▶ _SHORT PROBLEM_
Records follow. Copy every line with "деревьев".

▶ _TASK MATERIAL_
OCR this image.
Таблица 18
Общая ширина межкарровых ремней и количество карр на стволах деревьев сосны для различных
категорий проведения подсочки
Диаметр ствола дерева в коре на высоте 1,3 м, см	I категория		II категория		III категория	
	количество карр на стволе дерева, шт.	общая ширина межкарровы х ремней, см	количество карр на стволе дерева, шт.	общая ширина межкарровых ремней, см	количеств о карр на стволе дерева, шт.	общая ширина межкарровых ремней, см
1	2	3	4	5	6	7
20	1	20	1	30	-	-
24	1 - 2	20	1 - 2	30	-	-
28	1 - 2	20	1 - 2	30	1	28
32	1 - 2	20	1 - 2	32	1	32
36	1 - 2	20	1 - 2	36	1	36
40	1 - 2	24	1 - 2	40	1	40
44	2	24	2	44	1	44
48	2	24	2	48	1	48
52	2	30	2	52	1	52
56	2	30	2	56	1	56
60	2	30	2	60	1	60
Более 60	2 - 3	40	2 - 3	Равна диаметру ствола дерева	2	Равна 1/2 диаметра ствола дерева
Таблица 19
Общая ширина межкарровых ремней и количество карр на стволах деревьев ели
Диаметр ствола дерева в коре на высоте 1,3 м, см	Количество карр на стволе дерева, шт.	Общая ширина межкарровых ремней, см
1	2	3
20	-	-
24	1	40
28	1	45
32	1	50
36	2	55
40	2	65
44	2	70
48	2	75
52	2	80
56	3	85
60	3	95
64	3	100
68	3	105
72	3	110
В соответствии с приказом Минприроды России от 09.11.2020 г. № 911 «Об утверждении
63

▶ _WRITTEN RESPONSE_
Общая ширина межкарровых ремней и количество карр на стволах деревьев сосны для различных
Общая ширина межкарровых ремней и количество карр на стволах деревьев ели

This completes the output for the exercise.